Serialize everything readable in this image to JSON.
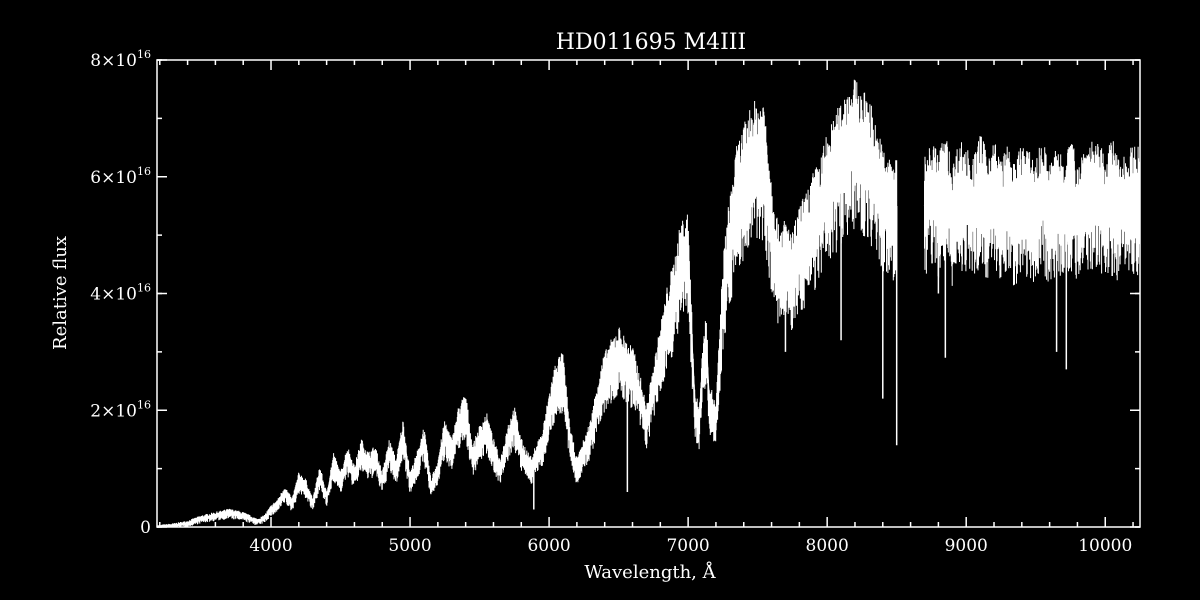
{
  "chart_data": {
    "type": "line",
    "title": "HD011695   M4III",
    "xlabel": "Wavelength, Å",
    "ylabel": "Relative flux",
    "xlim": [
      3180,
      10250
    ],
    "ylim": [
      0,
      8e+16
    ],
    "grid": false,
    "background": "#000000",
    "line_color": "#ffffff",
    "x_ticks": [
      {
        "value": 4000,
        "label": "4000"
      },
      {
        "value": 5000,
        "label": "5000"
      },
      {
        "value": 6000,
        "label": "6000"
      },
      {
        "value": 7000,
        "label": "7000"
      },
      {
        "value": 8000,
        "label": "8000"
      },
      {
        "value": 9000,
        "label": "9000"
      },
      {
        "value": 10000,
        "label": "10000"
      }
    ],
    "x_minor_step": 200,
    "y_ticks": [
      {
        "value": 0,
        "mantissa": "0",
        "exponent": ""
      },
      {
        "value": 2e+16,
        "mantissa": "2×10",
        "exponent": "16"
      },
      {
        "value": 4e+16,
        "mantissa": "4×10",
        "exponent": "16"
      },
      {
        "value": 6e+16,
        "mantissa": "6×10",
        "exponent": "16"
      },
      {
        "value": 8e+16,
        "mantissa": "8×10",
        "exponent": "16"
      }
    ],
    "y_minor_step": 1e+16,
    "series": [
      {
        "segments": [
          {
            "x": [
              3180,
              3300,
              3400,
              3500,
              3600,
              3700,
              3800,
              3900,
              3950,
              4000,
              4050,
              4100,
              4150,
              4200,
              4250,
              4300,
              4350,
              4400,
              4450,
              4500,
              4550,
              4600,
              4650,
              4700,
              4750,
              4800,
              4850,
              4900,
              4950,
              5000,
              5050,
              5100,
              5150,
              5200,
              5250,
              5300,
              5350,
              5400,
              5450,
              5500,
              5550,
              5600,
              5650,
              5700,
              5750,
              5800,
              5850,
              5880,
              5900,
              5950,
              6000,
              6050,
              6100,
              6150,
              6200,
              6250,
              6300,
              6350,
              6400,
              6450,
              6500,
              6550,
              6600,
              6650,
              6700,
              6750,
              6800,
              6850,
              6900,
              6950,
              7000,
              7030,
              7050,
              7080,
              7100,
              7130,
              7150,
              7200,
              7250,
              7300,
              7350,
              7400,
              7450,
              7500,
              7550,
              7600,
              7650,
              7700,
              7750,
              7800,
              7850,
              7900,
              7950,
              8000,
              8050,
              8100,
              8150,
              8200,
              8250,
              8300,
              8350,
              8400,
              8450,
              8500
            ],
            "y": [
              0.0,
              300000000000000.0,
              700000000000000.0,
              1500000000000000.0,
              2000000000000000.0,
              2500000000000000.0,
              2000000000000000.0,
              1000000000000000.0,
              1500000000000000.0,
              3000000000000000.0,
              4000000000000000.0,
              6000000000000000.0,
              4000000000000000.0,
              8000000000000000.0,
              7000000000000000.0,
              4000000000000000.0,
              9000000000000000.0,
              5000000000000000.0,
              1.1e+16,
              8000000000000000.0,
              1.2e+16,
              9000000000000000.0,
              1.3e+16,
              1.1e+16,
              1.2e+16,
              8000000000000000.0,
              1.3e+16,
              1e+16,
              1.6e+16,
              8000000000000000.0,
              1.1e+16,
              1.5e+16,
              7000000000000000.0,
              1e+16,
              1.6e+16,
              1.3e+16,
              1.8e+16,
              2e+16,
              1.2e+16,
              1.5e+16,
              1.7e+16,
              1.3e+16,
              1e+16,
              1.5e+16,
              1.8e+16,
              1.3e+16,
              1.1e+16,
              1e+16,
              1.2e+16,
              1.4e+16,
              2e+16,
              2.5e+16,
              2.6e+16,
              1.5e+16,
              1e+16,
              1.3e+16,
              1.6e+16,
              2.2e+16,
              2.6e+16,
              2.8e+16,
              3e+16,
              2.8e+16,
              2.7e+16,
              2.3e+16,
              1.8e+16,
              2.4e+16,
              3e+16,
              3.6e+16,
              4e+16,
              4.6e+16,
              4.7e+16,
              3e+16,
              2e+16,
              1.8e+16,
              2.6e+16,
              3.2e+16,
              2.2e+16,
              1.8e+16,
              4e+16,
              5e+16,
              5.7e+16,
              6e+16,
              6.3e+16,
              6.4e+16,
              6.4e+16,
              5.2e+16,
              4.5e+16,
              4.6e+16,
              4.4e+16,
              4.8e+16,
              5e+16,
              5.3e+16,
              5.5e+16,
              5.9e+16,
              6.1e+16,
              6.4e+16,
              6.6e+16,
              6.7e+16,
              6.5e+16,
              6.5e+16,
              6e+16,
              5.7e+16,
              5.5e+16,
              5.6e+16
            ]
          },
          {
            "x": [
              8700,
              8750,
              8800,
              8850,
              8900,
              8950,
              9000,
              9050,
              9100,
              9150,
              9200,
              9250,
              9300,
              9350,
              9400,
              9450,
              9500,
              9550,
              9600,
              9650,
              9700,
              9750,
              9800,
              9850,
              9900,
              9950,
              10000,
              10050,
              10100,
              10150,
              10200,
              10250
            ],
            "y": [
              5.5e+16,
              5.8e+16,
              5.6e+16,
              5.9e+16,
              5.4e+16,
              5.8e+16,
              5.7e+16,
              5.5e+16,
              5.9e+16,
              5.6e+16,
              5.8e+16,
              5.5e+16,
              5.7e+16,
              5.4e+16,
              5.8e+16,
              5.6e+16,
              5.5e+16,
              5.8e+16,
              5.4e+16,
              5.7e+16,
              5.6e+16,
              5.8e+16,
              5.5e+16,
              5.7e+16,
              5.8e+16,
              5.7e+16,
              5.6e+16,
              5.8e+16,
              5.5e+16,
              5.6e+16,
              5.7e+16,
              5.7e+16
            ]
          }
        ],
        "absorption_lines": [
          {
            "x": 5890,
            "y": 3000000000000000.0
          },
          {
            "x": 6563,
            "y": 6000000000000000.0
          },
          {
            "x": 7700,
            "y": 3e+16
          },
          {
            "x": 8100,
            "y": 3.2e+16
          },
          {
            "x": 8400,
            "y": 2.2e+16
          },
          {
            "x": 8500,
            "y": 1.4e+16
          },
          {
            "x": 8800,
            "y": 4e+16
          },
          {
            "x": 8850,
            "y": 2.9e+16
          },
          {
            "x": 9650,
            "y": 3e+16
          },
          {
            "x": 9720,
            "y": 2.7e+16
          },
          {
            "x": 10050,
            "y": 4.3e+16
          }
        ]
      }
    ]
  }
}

::::

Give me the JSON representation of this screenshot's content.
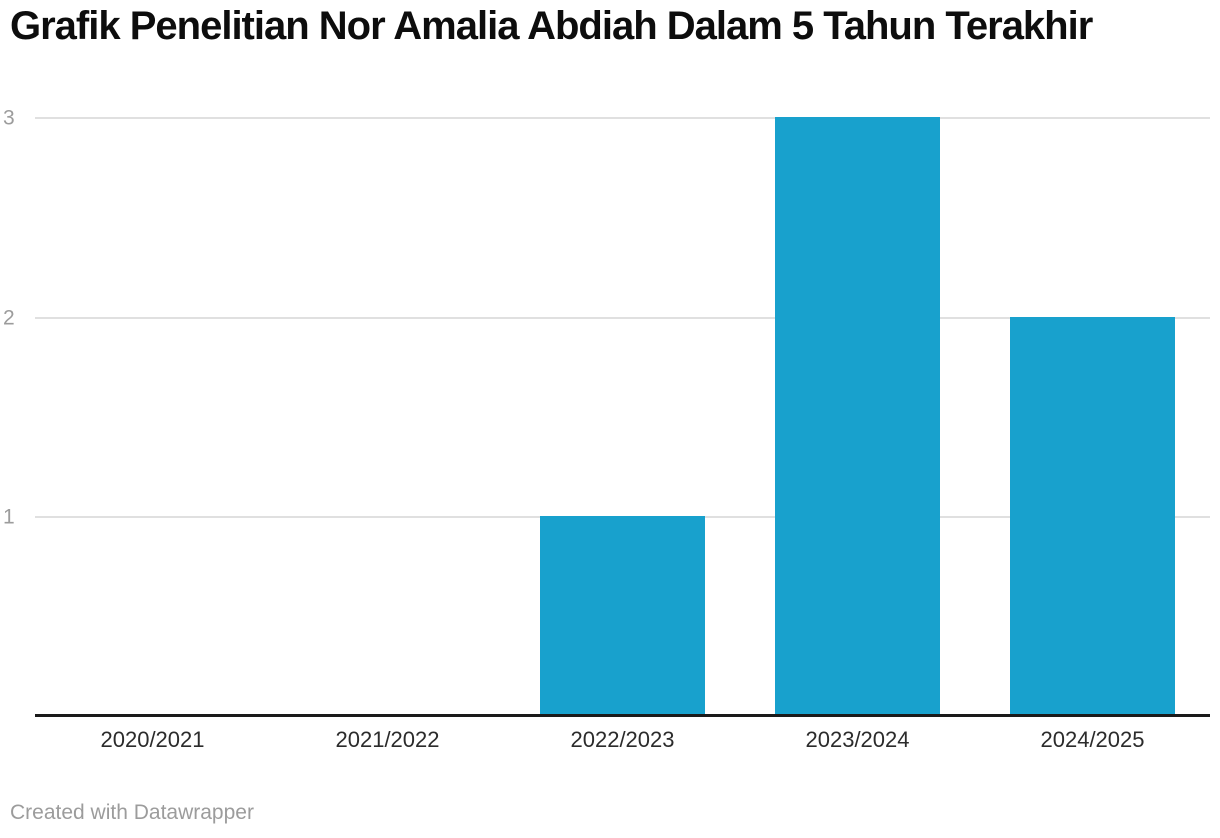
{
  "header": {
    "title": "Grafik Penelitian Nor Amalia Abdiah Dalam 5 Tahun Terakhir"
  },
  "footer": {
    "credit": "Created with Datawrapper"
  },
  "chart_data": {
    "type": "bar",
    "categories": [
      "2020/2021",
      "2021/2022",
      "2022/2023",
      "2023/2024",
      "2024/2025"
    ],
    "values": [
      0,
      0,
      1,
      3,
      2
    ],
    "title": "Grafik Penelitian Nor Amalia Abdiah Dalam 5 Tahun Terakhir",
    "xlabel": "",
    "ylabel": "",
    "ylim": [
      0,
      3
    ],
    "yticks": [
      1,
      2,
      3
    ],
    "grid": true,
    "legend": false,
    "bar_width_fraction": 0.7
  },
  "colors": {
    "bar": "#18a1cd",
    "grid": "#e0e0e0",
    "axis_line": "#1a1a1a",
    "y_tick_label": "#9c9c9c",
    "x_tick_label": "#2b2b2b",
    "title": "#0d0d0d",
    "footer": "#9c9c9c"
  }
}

::::

## TASK DIRECTIONS:
Check every line of the data above for the string "Terakhir", and copy those that have it.

## CORRECT RESPONSE:
    "title": "Grafik Penelitian Nor Amalia Abdiah Dalam 5 Tahun Terakhir"
    "title": "Grafik Penelitian Nor Amalia Abdiah Dalam 5 Tahun Terakhir",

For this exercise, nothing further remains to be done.